## [Exercise requirements]
Search the records below for the word "atanmıştır". Pull out each line that has it.

## [Exercise inputs]
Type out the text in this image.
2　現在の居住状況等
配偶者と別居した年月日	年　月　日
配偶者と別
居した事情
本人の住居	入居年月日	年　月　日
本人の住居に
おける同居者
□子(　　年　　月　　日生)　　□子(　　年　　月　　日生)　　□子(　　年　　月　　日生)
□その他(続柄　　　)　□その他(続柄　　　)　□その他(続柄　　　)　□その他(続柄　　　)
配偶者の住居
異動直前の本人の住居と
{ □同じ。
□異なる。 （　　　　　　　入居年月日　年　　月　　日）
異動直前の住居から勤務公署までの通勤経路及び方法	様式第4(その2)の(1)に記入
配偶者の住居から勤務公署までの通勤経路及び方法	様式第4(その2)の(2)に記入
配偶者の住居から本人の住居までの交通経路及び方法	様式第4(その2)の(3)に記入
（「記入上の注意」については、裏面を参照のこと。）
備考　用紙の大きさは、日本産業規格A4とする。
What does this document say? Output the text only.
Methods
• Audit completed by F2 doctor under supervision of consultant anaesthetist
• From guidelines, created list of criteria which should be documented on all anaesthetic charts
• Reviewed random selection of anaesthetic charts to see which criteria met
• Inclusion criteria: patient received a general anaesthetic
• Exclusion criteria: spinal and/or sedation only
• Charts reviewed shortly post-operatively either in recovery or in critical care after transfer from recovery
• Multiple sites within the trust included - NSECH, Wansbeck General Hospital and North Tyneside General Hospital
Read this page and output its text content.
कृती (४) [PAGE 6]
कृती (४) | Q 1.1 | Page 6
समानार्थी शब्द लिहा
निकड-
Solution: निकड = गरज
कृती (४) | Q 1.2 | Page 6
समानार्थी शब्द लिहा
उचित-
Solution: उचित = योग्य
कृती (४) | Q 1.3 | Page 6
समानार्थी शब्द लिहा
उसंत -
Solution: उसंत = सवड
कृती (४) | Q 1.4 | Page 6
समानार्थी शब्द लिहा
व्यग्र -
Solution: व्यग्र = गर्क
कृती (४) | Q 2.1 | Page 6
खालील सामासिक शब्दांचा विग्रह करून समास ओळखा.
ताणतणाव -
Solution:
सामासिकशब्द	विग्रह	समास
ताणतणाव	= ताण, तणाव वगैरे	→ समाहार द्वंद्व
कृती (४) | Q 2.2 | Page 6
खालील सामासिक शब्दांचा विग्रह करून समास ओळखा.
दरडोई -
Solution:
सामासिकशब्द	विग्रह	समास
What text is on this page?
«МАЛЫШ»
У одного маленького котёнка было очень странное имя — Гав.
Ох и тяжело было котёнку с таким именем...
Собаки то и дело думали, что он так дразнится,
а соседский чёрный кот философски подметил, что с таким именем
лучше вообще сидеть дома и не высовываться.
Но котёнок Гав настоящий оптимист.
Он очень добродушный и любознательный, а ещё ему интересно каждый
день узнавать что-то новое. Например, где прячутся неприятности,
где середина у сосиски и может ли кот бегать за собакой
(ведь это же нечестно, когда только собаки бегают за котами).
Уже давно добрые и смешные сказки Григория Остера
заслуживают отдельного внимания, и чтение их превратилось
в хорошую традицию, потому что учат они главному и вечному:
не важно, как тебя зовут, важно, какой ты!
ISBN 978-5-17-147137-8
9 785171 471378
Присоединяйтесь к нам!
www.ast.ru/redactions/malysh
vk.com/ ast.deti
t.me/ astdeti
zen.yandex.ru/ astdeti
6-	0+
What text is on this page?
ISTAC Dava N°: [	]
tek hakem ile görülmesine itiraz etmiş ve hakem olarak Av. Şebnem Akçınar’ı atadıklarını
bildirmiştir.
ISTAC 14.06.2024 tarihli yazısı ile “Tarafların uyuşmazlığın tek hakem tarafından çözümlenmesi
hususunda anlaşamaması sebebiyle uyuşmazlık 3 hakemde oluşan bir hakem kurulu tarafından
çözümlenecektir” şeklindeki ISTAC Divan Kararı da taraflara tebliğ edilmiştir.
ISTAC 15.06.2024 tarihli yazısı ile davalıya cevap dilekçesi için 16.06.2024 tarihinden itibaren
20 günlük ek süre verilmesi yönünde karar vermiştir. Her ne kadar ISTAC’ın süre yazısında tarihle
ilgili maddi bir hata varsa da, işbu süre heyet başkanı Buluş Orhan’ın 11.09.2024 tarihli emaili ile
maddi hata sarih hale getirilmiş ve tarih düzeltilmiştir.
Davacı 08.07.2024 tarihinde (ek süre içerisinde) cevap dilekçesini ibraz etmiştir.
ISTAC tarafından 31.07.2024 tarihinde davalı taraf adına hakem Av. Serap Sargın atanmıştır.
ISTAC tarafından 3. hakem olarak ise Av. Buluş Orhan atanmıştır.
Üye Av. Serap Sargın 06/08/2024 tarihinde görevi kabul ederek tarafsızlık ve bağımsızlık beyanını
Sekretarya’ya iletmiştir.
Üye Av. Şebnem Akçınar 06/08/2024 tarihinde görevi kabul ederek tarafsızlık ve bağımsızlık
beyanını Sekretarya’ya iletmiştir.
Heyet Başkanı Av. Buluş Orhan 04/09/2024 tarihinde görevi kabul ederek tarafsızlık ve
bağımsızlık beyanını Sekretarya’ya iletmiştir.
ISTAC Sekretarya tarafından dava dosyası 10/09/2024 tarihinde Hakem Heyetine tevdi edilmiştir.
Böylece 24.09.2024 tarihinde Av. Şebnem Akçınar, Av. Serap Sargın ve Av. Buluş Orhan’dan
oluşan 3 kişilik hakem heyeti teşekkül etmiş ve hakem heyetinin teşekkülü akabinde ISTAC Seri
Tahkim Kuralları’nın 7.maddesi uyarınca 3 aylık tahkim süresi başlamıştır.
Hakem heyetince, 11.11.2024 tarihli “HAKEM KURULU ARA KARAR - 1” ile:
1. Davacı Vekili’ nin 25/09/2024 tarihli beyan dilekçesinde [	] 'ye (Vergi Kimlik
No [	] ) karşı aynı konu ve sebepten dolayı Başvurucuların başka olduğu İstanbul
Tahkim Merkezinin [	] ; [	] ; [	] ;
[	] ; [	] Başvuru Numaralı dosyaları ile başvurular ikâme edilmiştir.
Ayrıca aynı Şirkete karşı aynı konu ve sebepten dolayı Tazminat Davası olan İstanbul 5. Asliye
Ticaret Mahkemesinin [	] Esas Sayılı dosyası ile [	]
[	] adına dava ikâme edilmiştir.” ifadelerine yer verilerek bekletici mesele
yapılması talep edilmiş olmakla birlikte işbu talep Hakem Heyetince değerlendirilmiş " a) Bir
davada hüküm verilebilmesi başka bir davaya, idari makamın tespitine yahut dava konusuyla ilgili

## [Solution below]
ISTAC tarafından 31.07.2024 tarihinde davalı taraf adına hakem Av. Serap Sargın atanmıştır.
ISTAC tarafından 3. hakem olarak ise Av. Buluş Orhan atanmıştır.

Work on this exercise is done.